Work instructions:
Count the lines containing "JSON". Give the number alone.

________________

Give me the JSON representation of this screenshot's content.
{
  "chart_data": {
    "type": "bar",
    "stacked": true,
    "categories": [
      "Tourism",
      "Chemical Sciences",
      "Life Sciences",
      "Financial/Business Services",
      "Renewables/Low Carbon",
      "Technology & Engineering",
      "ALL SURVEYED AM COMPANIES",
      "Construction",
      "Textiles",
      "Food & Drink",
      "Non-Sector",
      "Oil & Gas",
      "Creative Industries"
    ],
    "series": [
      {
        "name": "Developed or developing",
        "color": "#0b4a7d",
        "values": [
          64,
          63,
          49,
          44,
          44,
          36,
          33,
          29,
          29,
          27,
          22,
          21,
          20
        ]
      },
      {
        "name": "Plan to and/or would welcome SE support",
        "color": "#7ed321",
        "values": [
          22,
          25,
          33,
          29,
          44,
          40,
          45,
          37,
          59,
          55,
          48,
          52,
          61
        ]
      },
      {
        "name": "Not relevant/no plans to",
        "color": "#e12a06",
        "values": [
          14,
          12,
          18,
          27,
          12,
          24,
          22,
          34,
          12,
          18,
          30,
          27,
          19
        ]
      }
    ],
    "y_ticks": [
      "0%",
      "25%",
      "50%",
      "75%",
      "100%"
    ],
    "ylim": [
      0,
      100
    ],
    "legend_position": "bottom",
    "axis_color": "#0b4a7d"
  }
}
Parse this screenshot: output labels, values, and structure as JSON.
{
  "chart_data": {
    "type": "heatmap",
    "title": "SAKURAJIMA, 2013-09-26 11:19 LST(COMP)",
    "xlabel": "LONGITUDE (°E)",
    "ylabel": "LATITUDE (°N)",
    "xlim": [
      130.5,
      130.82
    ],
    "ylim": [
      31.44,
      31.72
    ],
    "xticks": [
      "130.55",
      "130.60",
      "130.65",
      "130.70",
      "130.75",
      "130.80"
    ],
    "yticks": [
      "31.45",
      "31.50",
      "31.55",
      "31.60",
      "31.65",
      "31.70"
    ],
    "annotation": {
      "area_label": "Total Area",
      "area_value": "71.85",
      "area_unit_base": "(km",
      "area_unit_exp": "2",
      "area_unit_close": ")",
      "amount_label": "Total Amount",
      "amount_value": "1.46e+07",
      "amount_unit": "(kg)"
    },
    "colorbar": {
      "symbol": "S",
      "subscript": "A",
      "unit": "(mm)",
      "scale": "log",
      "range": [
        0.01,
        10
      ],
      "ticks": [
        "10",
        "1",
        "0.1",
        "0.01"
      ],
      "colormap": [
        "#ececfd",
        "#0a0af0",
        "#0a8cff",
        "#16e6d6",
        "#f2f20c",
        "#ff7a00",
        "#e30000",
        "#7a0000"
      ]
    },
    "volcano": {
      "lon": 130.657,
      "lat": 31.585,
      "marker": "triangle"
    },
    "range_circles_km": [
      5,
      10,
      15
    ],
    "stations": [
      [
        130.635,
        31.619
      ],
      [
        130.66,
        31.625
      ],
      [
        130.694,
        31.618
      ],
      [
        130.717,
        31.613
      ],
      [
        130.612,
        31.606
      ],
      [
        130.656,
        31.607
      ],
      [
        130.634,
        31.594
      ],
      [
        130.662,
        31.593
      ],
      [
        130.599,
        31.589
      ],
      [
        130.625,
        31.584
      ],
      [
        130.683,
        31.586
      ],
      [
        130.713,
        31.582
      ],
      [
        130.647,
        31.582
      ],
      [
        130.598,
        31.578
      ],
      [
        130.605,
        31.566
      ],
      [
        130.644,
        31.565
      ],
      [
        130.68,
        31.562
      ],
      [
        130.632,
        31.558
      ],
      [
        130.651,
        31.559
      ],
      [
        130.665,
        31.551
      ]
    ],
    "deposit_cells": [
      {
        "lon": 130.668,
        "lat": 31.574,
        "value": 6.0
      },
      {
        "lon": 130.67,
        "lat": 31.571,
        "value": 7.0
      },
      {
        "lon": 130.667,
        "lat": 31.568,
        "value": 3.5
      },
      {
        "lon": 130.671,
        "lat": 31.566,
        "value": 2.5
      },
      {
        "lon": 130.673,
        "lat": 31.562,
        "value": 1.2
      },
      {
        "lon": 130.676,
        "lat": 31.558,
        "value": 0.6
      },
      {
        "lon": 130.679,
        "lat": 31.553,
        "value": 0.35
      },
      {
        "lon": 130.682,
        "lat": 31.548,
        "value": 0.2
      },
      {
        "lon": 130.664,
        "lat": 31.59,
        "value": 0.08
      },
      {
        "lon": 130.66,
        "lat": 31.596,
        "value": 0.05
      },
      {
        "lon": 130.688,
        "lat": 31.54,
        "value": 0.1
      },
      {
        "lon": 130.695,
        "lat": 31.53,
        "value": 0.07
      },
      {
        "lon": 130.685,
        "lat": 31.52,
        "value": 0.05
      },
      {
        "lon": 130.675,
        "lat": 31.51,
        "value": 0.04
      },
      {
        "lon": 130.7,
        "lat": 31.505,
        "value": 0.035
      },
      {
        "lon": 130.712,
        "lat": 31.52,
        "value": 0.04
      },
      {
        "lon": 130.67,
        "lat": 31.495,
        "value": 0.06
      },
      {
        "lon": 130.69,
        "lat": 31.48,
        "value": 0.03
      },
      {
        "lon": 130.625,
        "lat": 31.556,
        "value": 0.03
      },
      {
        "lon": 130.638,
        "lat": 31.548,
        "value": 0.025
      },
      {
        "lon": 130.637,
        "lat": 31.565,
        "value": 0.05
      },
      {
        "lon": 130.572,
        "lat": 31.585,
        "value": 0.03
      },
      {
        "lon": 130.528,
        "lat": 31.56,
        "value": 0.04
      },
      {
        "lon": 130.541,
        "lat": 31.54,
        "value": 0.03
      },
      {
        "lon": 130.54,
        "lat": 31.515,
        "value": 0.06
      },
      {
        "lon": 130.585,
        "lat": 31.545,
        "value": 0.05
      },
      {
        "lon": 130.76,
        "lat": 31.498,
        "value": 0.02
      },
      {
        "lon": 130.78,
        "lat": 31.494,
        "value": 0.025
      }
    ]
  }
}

________________

Expected answer:
2